» Set problem: Can you quote the records below in full, word for word?

» Provided entries:
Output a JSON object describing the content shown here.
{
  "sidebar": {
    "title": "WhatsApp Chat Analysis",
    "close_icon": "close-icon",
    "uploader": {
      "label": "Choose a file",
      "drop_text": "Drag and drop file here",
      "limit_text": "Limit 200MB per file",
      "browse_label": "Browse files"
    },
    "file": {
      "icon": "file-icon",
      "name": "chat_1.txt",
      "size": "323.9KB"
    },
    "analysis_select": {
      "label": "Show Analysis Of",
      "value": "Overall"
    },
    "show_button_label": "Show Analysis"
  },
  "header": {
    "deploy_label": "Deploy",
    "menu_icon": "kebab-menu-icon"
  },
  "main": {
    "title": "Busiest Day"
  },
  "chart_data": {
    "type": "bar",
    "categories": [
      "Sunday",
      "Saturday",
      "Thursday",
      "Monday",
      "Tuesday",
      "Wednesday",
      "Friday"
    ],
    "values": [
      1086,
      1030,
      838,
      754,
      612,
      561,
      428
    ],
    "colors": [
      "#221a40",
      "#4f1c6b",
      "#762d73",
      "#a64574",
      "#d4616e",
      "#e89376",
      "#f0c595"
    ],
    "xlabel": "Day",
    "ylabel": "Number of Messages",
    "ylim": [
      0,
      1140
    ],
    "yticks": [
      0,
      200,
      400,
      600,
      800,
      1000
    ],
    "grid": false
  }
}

» The answer:
Output a JSON object describing the content shown here.
{
  "sidebar": {
    "title": "WhatsApp Chat Analysis",
    "close_icon": "close-icon",
    "uploader": {
      "label": "Choose a file",
      "drop_text": "Drag and drop file here",
      "limit_text": "Limit 200MB per file",
      "browse_label": "Browse files"
    },
    "file": {
      "icon": "file-icon",
      "name": "chat_1.txt",
      "size": "323.9KB"
    },
    "analysis_select": {
      "label": "Show Analysis Of",
      "value": "Overall"
    },
    "show_button_label": "Show Analysis"
  },
  "header": {
    "deploy_label": "Deploy",
    "menu_icon": "kebab-menu-icon"
  },
  "main": {
    "title": "Busiest Day"
  },
  "chart_data": {
    "type": "bar",
    "categories": [
      "Sunday",
      "Saturday",
      "Thursday",
      "Monday",
      "Tuesday",
      "Wednesday",
      "Friday"
    ],
    "values": [
      1086,
      1030,
      838,
      754,
      612,
      561,
      428
    ],
    "colors": [
      "#221a40",
      "#4f1c6b",
      "#762d73",
      "#a64574",
      "#d4616e",
      "#e89376",
      "#f0c595"
    ],
    "xlabel": "Day",
    "ylabel": "Number of Messages",
    "ylim": [
      0,
      1140
    ],
    "yticks": [
      0,
      200,
      400,
      600,
      800,
      1000
    ],
    "grid": false
  }
}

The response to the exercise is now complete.